Keep every line where the word "slip" appears; drop the rest.

PROVIDED INFORMATION:
====

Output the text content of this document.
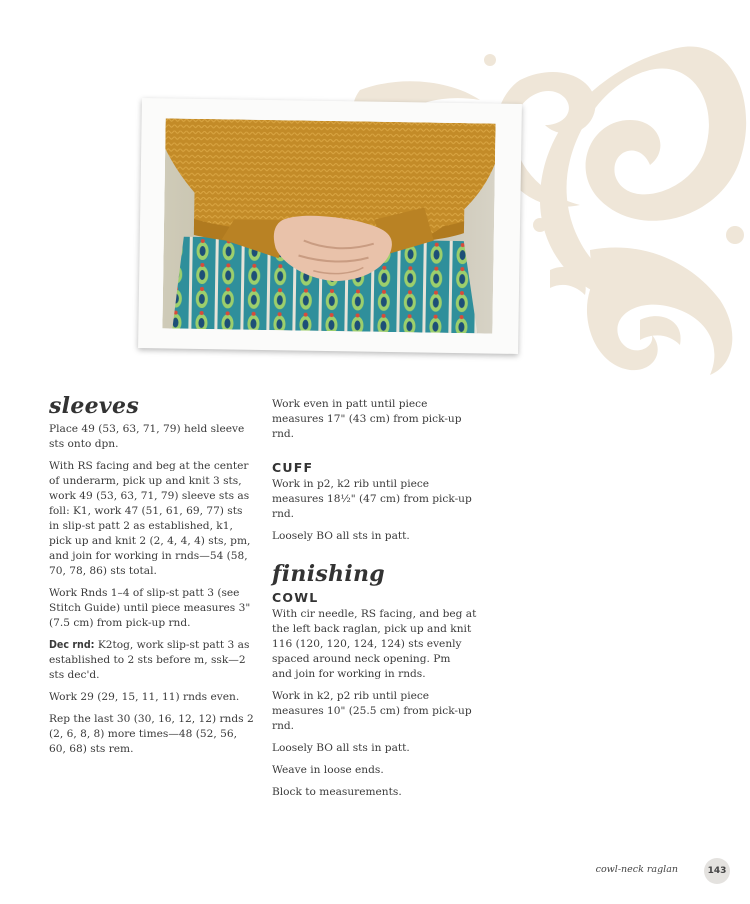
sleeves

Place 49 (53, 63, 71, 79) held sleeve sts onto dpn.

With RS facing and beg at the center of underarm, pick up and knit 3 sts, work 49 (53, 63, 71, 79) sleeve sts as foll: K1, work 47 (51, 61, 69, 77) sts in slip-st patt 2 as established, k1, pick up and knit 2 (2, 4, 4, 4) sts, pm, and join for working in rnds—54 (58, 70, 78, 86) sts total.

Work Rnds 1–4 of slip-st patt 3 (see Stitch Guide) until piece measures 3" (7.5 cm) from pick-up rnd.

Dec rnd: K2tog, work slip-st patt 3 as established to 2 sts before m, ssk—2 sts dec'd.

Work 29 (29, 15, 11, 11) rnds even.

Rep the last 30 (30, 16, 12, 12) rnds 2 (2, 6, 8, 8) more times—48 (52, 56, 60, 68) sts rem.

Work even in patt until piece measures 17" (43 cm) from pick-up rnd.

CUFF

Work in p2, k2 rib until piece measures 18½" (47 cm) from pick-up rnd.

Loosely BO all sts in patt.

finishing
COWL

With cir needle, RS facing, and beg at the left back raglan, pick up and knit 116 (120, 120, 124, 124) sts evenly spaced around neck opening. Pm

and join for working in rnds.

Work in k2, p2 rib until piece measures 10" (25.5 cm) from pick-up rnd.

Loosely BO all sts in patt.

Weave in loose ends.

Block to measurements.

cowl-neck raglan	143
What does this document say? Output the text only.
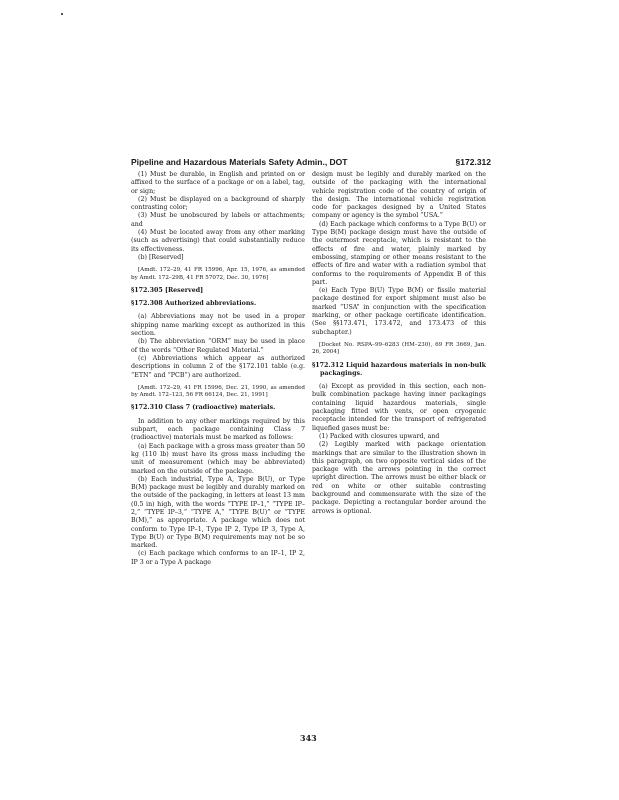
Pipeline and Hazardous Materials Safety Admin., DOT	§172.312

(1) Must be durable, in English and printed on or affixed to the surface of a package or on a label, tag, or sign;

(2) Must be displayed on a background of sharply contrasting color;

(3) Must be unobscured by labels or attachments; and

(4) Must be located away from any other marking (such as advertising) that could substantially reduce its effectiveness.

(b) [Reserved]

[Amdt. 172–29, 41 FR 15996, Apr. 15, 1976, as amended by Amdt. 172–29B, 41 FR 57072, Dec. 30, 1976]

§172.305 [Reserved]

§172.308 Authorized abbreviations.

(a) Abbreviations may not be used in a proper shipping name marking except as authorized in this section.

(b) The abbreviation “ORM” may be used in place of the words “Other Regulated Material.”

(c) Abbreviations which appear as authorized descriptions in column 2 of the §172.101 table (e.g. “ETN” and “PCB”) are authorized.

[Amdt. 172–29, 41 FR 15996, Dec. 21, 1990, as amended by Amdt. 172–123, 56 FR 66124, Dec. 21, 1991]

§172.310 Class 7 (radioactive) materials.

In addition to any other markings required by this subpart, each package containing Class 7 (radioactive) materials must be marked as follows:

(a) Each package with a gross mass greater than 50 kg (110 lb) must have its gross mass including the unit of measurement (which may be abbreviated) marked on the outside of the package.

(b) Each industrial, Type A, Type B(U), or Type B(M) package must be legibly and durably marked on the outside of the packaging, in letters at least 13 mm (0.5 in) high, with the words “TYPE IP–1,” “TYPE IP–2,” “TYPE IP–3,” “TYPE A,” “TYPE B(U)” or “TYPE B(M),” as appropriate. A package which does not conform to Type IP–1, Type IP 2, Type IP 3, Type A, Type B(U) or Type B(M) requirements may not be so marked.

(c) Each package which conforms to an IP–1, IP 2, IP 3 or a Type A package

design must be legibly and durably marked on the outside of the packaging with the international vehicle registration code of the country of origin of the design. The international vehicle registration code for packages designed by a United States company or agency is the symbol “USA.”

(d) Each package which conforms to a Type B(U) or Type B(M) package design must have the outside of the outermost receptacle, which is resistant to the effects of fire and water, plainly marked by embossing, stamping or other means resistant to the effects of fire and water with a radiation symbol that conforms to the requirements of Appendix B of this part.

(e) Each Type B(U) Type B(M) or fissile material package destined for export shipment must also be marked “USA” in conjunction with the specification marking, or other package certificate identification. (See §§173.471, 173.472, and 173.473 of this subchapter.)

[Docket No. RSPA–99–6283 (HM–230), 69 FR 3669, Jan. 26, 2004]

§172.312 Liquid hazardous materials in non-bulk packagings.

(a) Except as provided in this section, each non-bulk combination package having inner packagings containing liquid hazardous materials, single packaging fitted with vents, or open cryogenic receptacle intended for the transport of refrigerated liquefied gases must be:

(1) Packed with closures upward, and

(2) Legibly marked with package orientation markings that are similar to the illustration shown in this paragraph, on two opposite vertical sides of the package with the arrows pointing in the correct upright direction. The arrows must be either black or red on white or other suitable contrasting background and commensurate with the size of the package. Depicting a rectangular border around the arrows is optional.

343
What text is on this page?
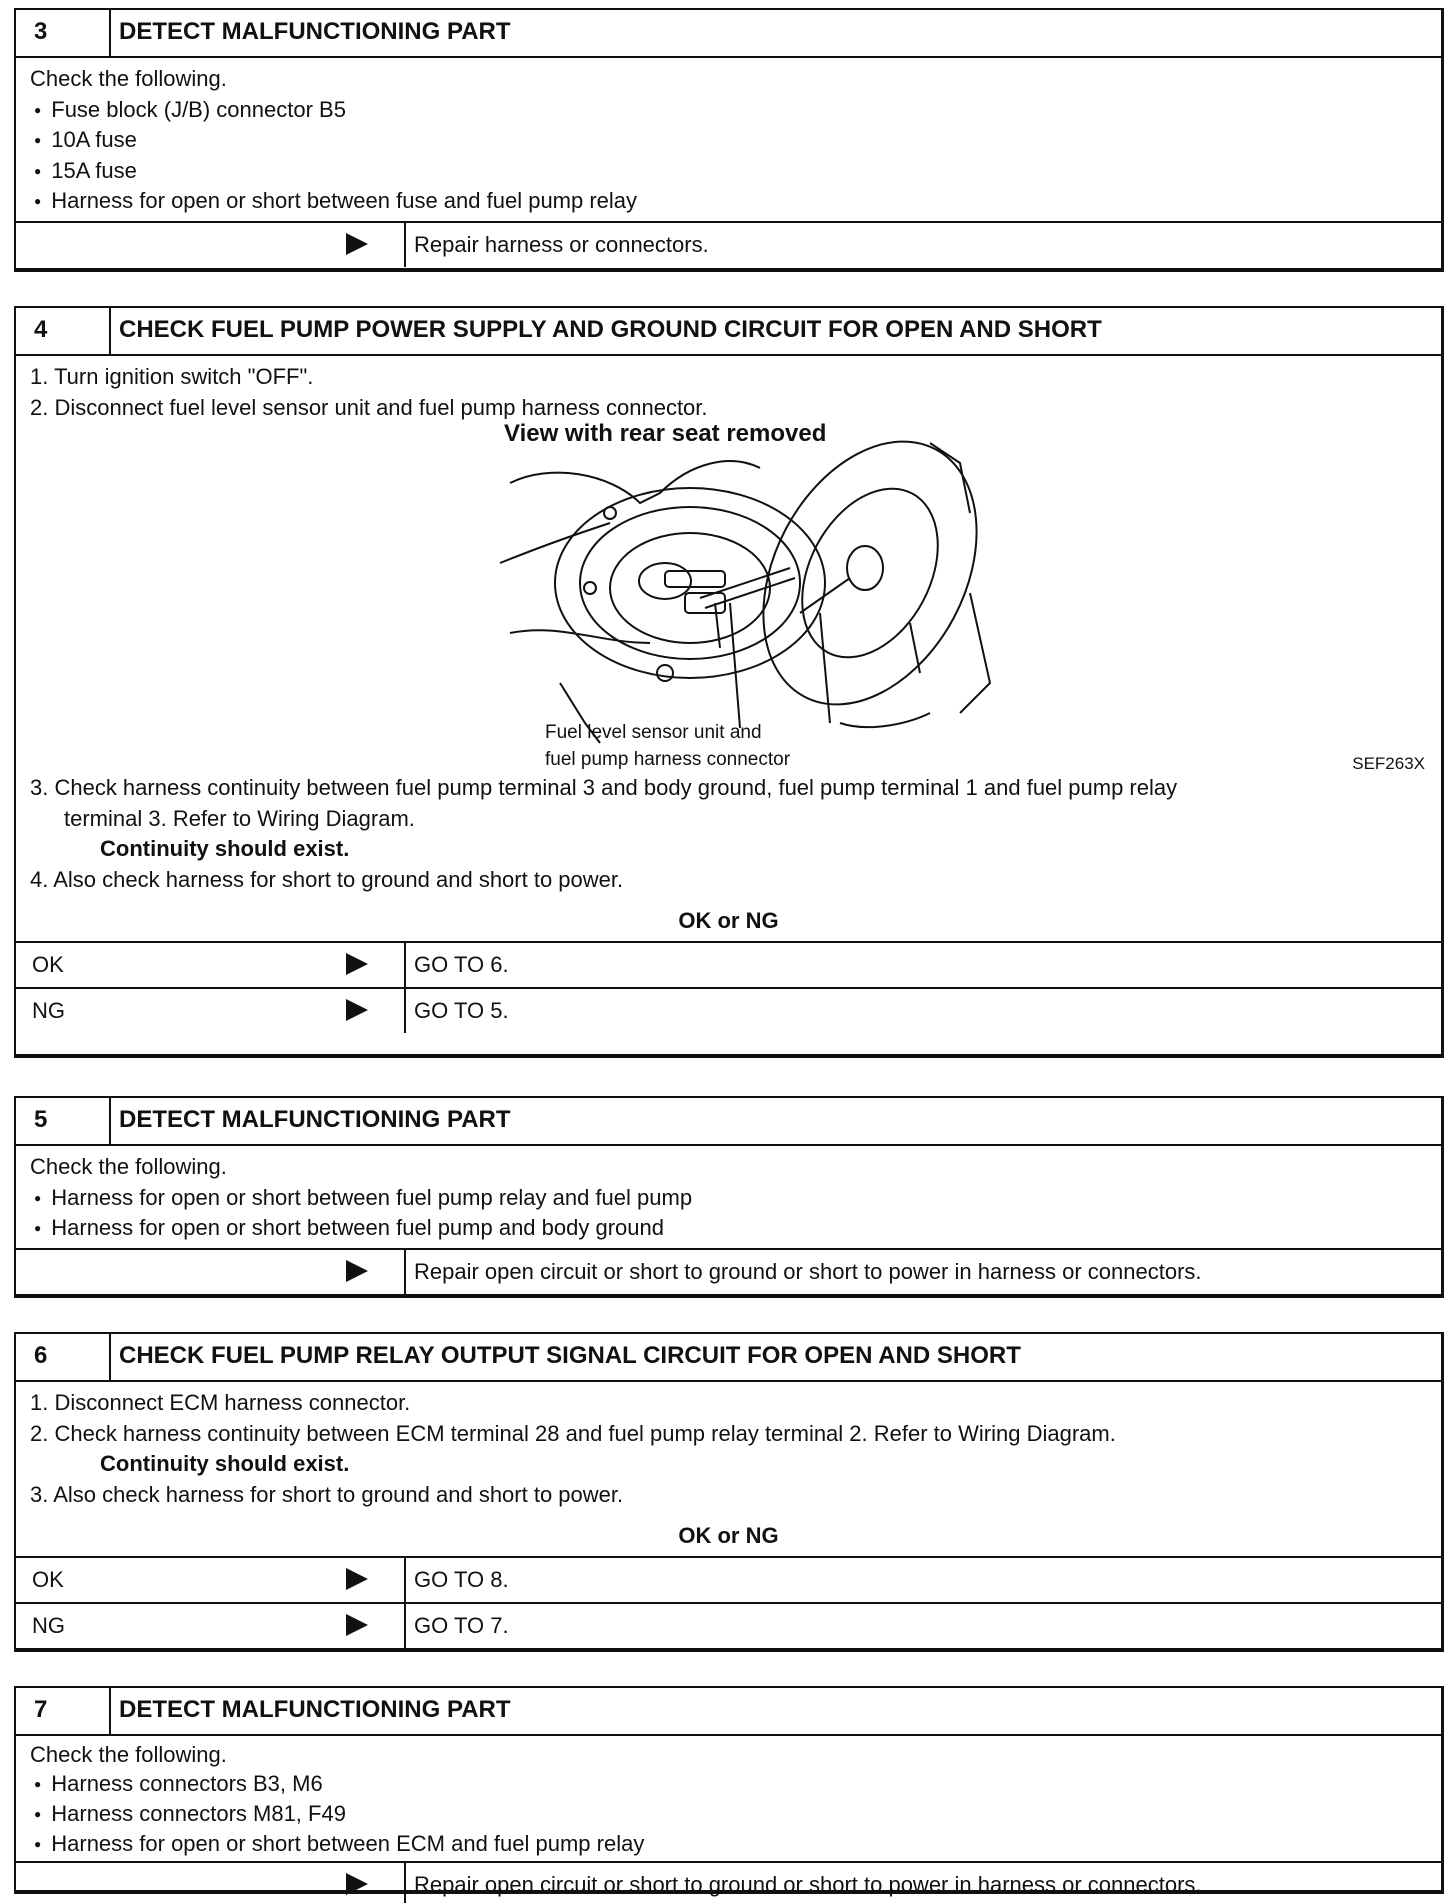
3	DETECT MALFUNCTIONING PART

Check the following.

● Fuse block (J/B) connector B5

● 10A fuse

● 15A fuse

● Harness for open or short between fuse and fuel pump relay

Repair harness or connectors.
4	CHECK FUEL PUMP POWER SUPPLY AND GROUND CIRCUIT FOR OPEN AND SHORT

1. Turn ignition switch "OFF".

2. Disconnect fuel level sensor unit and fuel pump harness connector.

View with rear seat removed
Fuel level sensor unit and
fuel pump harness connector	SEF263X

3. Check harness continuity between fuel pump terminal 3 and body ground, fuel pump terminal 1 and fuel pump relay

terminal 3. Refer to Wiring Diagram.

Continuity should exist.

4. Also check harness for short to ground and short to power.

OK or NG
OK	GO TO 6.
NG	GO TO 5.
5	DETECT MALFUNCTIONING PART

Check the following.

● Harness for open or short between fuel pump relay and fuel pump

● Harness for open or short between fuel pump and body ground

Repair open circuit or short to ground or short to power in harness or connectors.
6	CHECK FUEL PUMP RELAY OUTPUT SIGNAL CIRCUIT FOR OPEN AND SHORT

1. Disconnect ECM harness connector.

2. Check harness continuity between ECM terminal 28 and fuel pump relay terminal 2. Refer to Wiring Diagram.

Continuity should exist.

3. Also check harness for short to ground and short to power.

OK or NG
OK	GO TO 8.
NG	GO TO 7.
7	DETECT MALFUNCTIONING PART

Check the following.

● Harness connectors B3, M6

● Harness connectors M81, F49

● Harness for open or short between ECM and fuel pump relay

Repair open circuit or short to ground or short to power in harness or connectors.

====

SOLVED EXERCISE:
With RS facing and beg at the center of underarm, pick up and knit 3 sts, work 49 (53, 63, 71, 79) sleeve sts as foll: K1, work 47 (51, 61, 69, 77) sts in slip-st patt 2 as established, k1, pick up and knit 2 (2, 4, 4, 4) sts, pm, and join for working in rnds—54 (58, 70, 78, 86) sts total.
Work Rnds 1–4 of slip-st patt 3 (see Stitch Guide) until piece measures 3" (7.5 cm) from pick-up rnd.
Dec rnd: K2tog, work slip-st patt 3 as established to 2 sts before m, ssk—2 sts dec'd.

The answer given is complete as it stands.